#### TASK INSTRUCTIONS:
Reproduce the material in full, unchanged.

#### RECORDS FOR THIS EXERCISE:
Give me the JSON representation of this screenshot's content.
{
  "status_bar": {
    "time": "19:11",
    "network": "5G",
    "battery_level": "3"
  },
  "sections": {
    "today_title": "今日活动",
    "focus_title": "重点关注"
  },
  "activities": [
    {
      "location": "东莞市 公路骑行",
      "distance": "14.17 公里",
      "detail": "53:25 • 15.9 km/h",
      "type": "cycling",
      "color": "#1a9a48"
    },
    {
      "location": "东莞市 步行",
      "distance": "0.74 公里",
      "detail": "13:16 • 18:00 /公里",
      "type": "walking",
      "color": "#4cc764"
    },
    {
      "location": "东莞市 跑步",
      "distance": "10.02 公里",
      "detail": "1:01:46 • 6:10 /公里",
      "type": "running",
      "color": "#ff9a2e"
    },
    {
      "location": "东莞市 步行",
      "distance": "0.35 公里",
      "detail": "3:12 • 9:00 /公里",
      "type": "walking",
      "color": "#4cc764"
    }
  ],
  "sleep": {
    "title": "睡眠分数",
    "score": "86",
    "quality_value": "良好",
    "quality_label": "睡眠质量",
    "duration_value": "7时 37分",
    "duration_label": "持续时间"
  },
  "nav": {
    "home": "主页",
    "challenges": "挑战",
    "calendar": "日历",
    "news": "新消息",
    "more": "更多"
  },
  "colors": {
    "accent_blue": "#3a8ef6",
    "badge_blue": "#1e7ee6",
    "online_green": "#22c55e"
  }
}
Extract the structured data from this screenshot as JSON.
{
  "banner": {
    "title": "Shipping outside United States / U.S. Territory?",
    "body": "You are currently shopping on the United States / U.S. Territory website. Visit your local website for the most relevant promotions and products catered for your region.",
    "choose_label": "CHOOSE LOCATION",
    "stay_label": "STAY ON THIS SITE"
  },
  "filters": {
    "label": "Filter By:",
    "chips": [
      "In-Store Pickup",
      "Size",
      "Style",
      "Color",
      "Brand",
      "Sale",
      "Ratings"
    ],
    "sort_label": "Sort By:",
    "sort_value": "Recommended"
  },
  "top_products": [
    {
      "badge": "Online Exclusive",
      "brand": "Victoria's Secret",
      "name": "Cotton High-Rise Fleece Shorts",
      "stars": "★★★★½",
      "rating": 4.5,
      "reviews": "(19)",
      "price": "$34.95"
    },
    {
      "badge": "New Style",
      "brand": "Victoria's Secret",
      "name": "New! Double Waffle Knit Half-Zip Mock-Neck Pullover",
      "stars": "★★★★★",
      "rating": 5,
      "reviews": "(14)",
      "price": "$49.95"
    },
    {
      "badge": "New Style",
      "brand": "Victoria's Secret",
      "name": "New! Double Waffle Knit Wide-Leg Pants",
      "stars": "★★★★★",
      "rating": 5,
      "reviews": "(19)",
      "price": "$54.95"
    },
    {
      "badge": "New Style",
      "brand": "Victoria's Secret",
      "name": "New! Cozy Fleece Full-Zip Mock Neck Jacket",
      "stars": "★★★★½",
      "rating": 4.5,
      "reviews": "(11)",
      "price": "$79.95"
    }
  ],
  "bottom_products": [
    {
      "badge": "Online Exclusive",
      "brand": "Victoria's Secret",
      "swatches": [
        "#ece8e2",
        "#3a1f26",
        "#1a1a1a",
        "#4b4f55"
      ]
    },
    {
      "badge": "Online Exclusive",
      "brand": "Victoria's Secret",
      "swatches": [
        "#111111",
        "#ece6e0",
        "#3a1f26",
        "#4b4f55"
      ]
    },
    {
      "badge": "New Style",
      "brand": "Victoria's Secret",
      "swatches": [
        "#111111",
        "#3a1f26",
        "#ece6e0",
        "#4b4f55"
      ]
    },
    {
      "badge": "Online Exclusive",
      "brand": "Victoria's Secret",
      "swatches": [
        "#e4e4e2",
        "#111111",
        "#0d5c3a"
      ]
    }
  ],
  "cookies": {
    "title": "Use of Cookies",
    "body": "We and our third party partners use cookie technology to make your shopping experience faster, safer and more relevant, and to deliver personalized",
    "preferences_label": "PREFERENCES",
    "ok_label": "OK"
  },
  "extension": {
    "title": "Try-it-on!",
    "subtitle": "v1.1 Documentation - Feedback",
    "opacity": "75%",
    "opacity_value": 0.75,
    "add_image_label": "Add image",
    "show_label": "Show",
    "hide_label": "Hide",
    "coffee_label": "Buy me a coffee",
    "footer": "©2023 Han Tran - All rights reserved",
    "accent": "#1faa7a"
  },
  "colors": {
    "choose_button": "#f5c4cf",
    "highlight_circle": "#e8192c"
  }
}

#### EXERCISE ANSWER:
Give me the JSON representation of this screenshot's content.
{
  "status_bar": {
    "time": "19:11",
    "network": "5G",
    "battery_level": "3"
  },
  "sections": {
    "today_title": "今日活动",
    "focus_title": "重点关注"
  },
  "activities": [
    {
      "location": "东莞市 公路骑行",
      "distance": "14.17 公里",
      "detail": "53:25 • 15.9 km/h",
      "type": "cycling",
      "color": "#1a9a48"
    },
    {
      "location": "东莞市 步行",
      "distance": "0.74 公里",
      "detail": "13:16 • 18:00 /公里",
      "type": "walking",
      "color": "#4cc764"
    },
    {
      "location": "东莞市 跑步",
      "distance": "10.02 公里",
      "detail": "1:01:46 • 6:10 /公里",
      "type": "running",
      "color": "#ff9a2e"
    },
    {
      "location": "东莞市 步行",
      "distance": "0.35 公里",
      "detail": "3:12 • 9:00 /公里",
      "type": "walking",
      "color": "#4cc764"
    }
  ],
  "sleep": {
    "title": "睡眠分数",
    "score": "86",
    "quality_value": "良好",
    "quality_label": "睡眠质量",
    "duration_value": "7时 37分",
    "duration_label": "持续时间"
  },
  "nav": {
    "home": "主页",
    "challenges": "挑战",
    "calendar": "日历",
    "news": "新消息",
    "more": "更多"
  },
  "colors": {
    "accent_blue": "#3a8ef6",
    "badge_blue": "#1e7ee6",
    "online_green": "#22c55e"
  }
}
Extract the structured data from this screenshot as JSON.
{
  "banner": {
    "title": "Shipping outside United States / U.S. Territory?",
    "body": "You are currently shopping on the United States / U.S. Territory website. Visit your local website for the most relevant promotions and products catered for your region.",
    "choose_label": "CHOOSE LOCATION",
    "stay_label": "STAY ON THIS SITE"
  },
  "filters": {
    "label": "Filter By:",
    "chips": [
      "In-Store Pickup",
      "Size",
      "Style",
      "Color",
      "Brand",
      "Sale",
      "Ratings"
    ],
    "sort_label": "Sort By:",
    "sort_value": "Recommended"
  },
  "top_products": [
    {
      "badge": "Online Exclusive",
      "brand": "Victoria's Secret",
      "name": "Cotton High-Rise Fleece Shorts",
      "stars": "★★★★½",
      "rating": 4.5,
      "reviews": "(19)",
      "price": "$34.95"
    },
    {
      "badge": "New Style",
      "brand": "Victoria's Secret",
      "name": "New! Double Waffle Knit Half-Zip Mock-Neck Pullover",
      "stars": "★★★★★",
      "rating": 5,
      "reviews": "(14)",
      "price": "$49.95"
    },
    {
      "badge": "New Style",
      "brand": "Victoria's Secret",
      "name": "New! Double Waffle Knit Wide-Leg Pants",
      "stars": "★★★★★",
      "rating": 5,
      "reviews": "(19)",
      "price": "$54.95"
    },
    {
      "badge": "New Style",
      "brand": "Victoria's Secret",
      "name": "New! Cozy Fleece Full-Zip Mock Neck Jacket",
      "stars": "★★★★½",
      "rating": 4.5,
      "reviews": "(11)",
      "price": "$79.95"
    }
  ],
  "bottom_products": [
    {
      "badge": "Online Exclusive",
      "brand": "Victoria's Secret",
      "swatches": [
        "#ece8e2",
        "#3a1f26",
        "#1a1a1a",
        "#4b4f55"
      ]
    },
    {
      "badge": "Online Exclusive",
      "brand": "Victoria's Secret",
      "swatches": [
        "#111111",
        "#ece6e0",
        "#3a1f26",
        "#4b4f55"
      ]
    },
    {
      "badge": "New Style",
      "brand": "Victoria's Secret",
      "swatches": [
        "#111111",
        "#3a1f26",
        "#ece6e0",
        "#4b4f55"
      ]
    },
    {
      "badge": "Online Exclusive",
      "brand": "Victoria's Secret",
      "swatches": [
        "#e4e4e2",
        "#111111",
        "#0d5c3a"
      ]
    }
  ],
  "cookies": {
    "title": "Use of Cookies",
    "body": "We and our third party partners use cookie technology to make your shopping experience faster, safer and more relevant, and to deliver personalized",
    "preferences_label": "PREFERENCES",
    "ok_label": "OK"
  },
  "extension": {
    "title": "Try-it-on!",
    "subtitle": "v1.1 Documentation - Feedback",
    "opacity": "75%",
    "opacity_value": 0.75,
    "add_image_label": "Add image",
    "show_label": "Show",
    "hide_label": "Hide",
    "coffee_label": "Buy me a coffee",
    "footer": "©2023 Han Tran - All rights reserved",
    "accent": "#1faa7a"
  },
  "colors": {
    "choose_button": "#f5c4cf",
    "highlight_circle": "#e8192c"
  }
}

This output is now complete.